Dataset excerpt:

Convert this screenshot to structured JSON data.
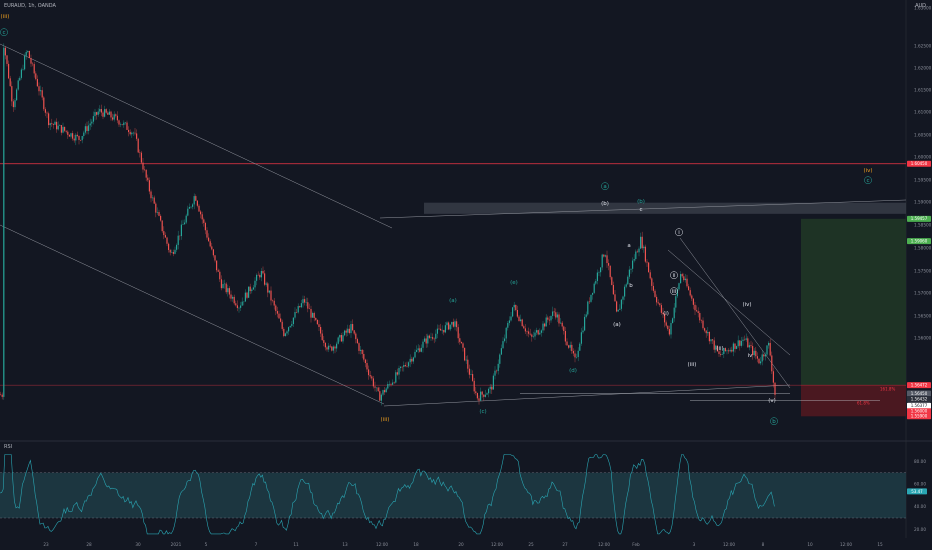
{
  "header": {
    "symbol": "EURAUD, 1h, OANDA",
    "currency": "AUD",
    "rsi_label": "RSI"
  },
  "colors": {
    "background": "#131722",
    "up": "#26a69a",
    "down": "#ef5350",
    "rsi_line": "#2aa6b3",
    "rsi_band": "#1e3a44",
    "resistance": "#f23645",
    "wave_orange": "#f0a020",
    "wave_teal": "#26a69a",
    "target_zone": "#1e3325",
    "stop_zone": "#4a1820"
  },
  "chart_data": {
    "type": "candlestick",
    "price_axis": {
      "min": 1.5552,
      "max": 1.6325,
      "ticks": [
        "1.63000",
        "1.62500",
        "1.62000",
        "1.61500",
        "1.61000",
        "1.60500",
        "1.60000",
        "1.59500",
        "1.59000",
        "1.58500",
        "1.58000",
        "1.57500",
        "1.57000",
        "1.56500",
        "1.56000",
        "1.55630"
      ]
    },
    "time_axis": [
      "23",
      "28",
      "30",
      "2021",
      "5",
      "7",
      "11",
      "13",
      "12:00",
      "18",
      "20",
      "12:00",
      "25",
      "27",
      "12:00",
      "Feb",
      "3",
      "12:00",
      "8",
      "10",
      "12:00",
      "15"
    ],
    "price_tags": [
      {
        "label": "1.60450",
        "price": 1.6045,
        "color": "#f23645"
      },
      {
        "label": "1.59457",
        "price": 1.5946,
        "color": "#4caf50"
      },
      {
        "label": "1.59060",
        "price": 1.5906,
        "color": "#4caf50"
      },
      {
        "label": "1.56472",
        "price": 1.5647,
        "color": "#f23645"
      },
      {
        "label": "1.56450",
        "price": 1.5632,
        "color": "#555a66"
      },
      {
        "label": "1.56432",
        "price": 1.5622,
        "color": "#2a2e39"
      },
      {
        "label": "1.56377",
        "price": 1.561,
        "color": "#ffffff"
      },
      {
        "label": "1.56000",
        "price": 1.56,
        "color": "#f23645"
      },
      {
        "label": "1.55900",
        "price": 1.5591,
        "color": "#f23645"
      }
    ],
    "fib_label": "61.8%",
    "fib_label_2": "161.8%",
    "rsi_axis": {
      "ticks": [
        "80.00",
        "60.00",
        "40.00",
        "20.00"
      ],
      "upper": 70,
      "lower": 30,
      "last": "53.47"
    },
    "wave_labels": [
      {
        "text": "(iii)",
        "color": "#f0a020"
      },
      {
        "text": "c",
        "color": "#26a69a",
        "circled": true
      },
      {
        "text": "(iv)",
        "color": "#f0a020"
      },
      {
        "text": "c",
        "color": "#26a69a",
        "circled": true
      },
      {
        "text": "a",
        "color": "#26a69a",
        "circled": true
      },
      {
        "text": "(iii)",
        "color": "#f0a020"
      },
      {
        "text": "(b)",
        "color": "#26a69a"
      },
      {
        "text": "(a)",
        "color": "#26a69a"
      },
      {
        "text": "(c)",
        "color": "#26a69a"
      },
      {
        "text": "(d)",
        "color": "#26a69a"
      },
      {
        "text": "(e)",
        "color": "#26a69a"
      },
      {
        "text": "(b)",
        "color": "#e0e3eb"
      },
      {
        "text": "c",
        "color": "#e0e3eb"
      },
      {
        "text": "a",
        "color": "#e0e3eb"
      },
      {
        "text": "b",
        "color": "#e0e3eb"
      },
      {
        "text": "(a)",
        "color": "#e0e3eb"
      },
      {
        "text": "i",
        "color": "#e0e3eb",
        "circled": true
      },
      {
        "text": "ii",
        "color": "#e0e3eb",
        "circled": true
      },
      {
        "text": "iii",
        "color": "#e0e3eb",
        "circled": true
      },
      {
        "text": "(i)",
        "color": "#e0e3eb"
      },
      {
        "text": "(ii)",
        "color": "#e0e3eb"
      },
      {
        "text": "(iii)",
        "color": "#e0e3eb"
      },
      {
        "text": "(iv)",
        "color": "#e0e3eb"
      },
      {
        "text": "iv",
        "color": "#e0e3eb"
      },
      {
        "text": "(v)",
        "color": "#e0e3eb"
      },
      {
        "text": "b",
        "color": "#26a69a",
        "circled": true
      }
    ]
  }
}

- **Given exercise**
The pictures should not be reproduced; quote all of the other material exactly.

- **Correct result**
Convert this screenshot to structured JSON data.
{
  "header": {
    "symbol": "EURAUD, 1h, OANDA",
    "currency": "AUD",
    "rsi_label": "RSI"
  },
  "colors": {
    "background": "#131722",
    "up": "#26a69a",
    "down": "#ef5350",
    "rsi_line": "#2aa6b3",
    "rsi_band": "#1e3a44",
    "resistance": "#f23645",
    "wave_orange": "#f0a020",
    "wave_teal": "#26a69a",
    "target_zone": "#1e3325",
    "stop_zone": "#4a1820"
  },
  "chart_data": {
    "type": "candlestick",
    "price_axis": {
      "min": 1.5552,
      "max": 1.6325,
      "ticks": [
        "1.63000",
        "1.62500",
        "1.62000",
        "1.61500",
        "1.61000",
        "1.60500",
        "1.60000",
        "1.59500",
        "1.59000",
        "1.58500",
        "1.58000",
        "1.57500",
        "1.57000",
        "1.56500",
        "1.56000",
        "1.55630"
      ]
    },
    "time_axis": [
      "23",
      "28",
      "30",
      "2021",
      "5",
      "7",
      "11",
      "13",
      "12:00",
      "18",
      "20",
      "12:00",
      "25",
      "27",
      "12:00",
      "Feb",
      "3",
      "12:00",
      "8",
      "10",
      "12:00",
      "15"
    ],
    "price_tags": [
      {
        "label": "1.60450",
        "price": 1.6045,
        "color": "#f23645"
      },
      {
        "label": "1.59457",
        "price": 1.5946,
        "color": "#4caf50"
      },
      {
        "label": "1.59060",
        "price": 1.5906,
        "color": "#4caf50"
      },
      {
        "label": "1.56472",
        "price": 1.5647,
        "color": "#f23645"
      },
      {
        "label": "1.56450",
        "price": 1.5632,
        "color": "#555a66"
      },
      {
        "label": "1.56432",
        "price": 1.5622,
        "color": "#2a2e39"
      },
      {
        "label": "1.56377",
        "price": 1.561,
        "color": "#ffffff"
      },
      {
        "label": "1.56000",
        "price": 1.56,
        "color": "#f23645"
      },
      {
        "label": "1.55900",
        "price": 1.5591,
        "color": "#f23645"
      }
    ],
    "fib_label": "61.8%",
    "fib_label_2": "161.8%",
    "rsi_axis": {
      "ticks": [
        "80.00",
        "60.00",
        "40.00",
        "20.00"
      ],
      "upper": 70,
      "lower": 30,
      "last": "53.47"
    },
    "wave_labels": [
      {
        "text": "(iii)",
        "color": "#f0a020"
      },
      {
        "text": "c",
        "color": "#26a69a",
        "circled": true
      },
      {
        "text": "(iv)",
        "color": "#f0a020"
      },
      {
        "text": "c",
        "color": "#26a69a",
        "circled": true
      },
      {
        "text": "a",
        "color": "#26a69a",
        "circled": true
      },
      {
        "text": "(iii)",
        "color": "#f0a020"
      },
      {
        "text": "(b)",
        "color": "#26a69a"
      },
      {
        "text": "(a)",
        "color": "#26a69a"
      },
      {
        "text": "(c)",
        "color": "#26a69a"
      },
      {
        "text": "(d)",
        "color": "#26a69a"
      },
      {
        "text": "(e)",
        "color": "#26a69a"
      },
      {
        "text": "(b)",
        "color": "#e0e3eb"
      },
      {
        "text": "c",
        "color": "#e0e3eb"
      },
      {
        "text": "a",
        "color": "#e0e3eb"
      },
      {
        "text": "b",
        "color": "#e0e3eb"
      },
      {
        "text": "(a)",
        "color": "#e0e3eb"
      },
      {
        "text": "i",
        "color": "#e0e3eb",
        "circled": true
      },
      {
        "text": "ii",
        "color": "#e0e3eb",
        "circled": true
      },
      {
        "text": "iii",
        "color": "#e0e3eb",
        "circled": true
      },
      {
        "text": "(i)",
        "color": "#e0e3eb"
      },
      {
        "text": "(ii)",
        "color": "#e0e3eb"
      },
      {
        "text": "(iii)",
        "color": "#e0e3eb"
      },
      {
        "text": "(iv)",
        "color": "#e0e3eb"
      },
      {
        "text": "iv",
        "color": "#e0e3eb"
      },
      {
        "text": "(v)",
        "color": "#e0e3eb"
      },
      {
        "text": "b",
        "color": "#26a69a",
        "circled": true
      }
    ]
  }
}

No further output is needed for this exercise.